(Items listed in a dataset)
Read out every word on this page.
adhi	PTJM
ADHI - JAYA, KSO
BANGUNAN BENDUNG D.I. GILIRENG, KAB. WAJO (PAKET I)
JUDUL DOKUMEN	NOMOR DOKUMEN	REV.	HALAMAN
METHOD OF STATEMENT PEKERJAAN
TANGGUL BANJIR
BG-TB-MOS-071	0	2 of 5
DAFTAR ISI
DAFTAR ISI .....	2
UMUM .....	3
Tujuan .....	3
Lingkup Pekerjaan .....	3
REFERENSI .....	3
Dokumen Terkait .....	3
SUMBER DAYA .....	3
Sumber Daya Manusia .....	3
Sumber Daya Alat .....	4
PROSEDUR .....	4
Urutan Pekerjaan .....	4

Written instruction: Reproduce the complete data exactly as presented above.

Result:
Read out every word on this page.
adhi	PTJM
ADHI - JAYA, KSO
BANGUNAN BENDUNG D.I. GILIRENG, KAB. WAJO (PAKET I)
JUDUL DOKUMEN	NOMOR DOKUMEN	REV.	HALAMAN
METHOD OF STATEMENT PEKERJAAN
TANGGUL BANJIR
BG-TB-MOS-071	0	2 of 5
DAFTAR ISI
DAFTAR ISI .....	2
UMUM .....	3
Tujuan .....	3
Lingkup Pekerjaan .....	3
REFERENSI .....	3
Dokumen Terkait .....	3
SUMBER DAYA .....	3
Sumber Daya Manusia .....	3
Sumber Daya Alat .....	4
PROSEDUR .....	4
Urutan Pekerjaan .....	4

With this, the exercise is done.